Written exercise: Every entry must be duplicated precisely as written.
## begin
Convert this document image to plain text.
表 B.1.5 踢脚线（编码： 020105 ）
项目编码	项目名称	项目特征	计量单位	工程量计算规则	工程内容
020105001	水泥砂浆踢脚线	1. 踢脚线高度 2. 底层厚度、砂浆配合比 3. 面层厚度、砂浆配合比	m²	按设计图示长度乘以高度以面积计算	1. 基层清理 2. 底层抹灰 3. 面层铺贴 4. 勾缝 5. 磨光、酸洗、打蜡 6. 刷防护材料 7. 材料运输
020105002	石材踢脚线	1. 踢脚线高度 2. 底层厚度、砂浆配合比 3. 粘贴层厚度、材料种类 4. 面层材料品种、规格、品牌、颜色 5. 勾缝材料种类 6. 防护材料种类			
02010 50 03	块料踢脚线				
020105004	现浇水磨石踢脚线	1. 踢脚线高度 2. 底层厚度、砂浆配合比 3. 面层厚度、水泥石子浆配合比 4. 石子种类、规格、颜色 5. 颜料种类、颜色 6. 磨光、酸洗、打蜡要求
## end
The completed task:
Convert this document image to plain text.
表 B.1.5 踢脚线（编码： 020105 ）
项目编码	项目名称	项目特征	计量单位	工程量计算规则	工程内容
020105001	水泥砂浆踢脚线	1. 踢脚线高度 2. 底层厚度、砂浆配合比 3. 面层厚度、砂浆配合比	m²	按设计图示长度乘以高度以面积计算	1. 基层清理 2. 底层抹灰 3. 面层铺贴 4. 勾缝 5. 磨光、酸洗、打蜡 6. 刷防护材料 7. 材料运输
020105002	石材踢脚线	1. 踢脚线高度 2. 底层厚度、砂浆配合比 3. 粘贴层厚度、材料种类 4. 面层材料品种、规格、品牌、颜色 5. 勾缝材料种类 6. 防护材料种类			
02010 50 03	块料踢脚线				
020105004	现浇水磨石踢脚线	1. 踢脚线高度 2. 底层厚度、砂浆配合比 3. 面层厚度、水泥石子浆配合比 4. 石子种类、规格、颜色 5. 颜料种类、颜色 6. 磨光、酸洗、打蜡要求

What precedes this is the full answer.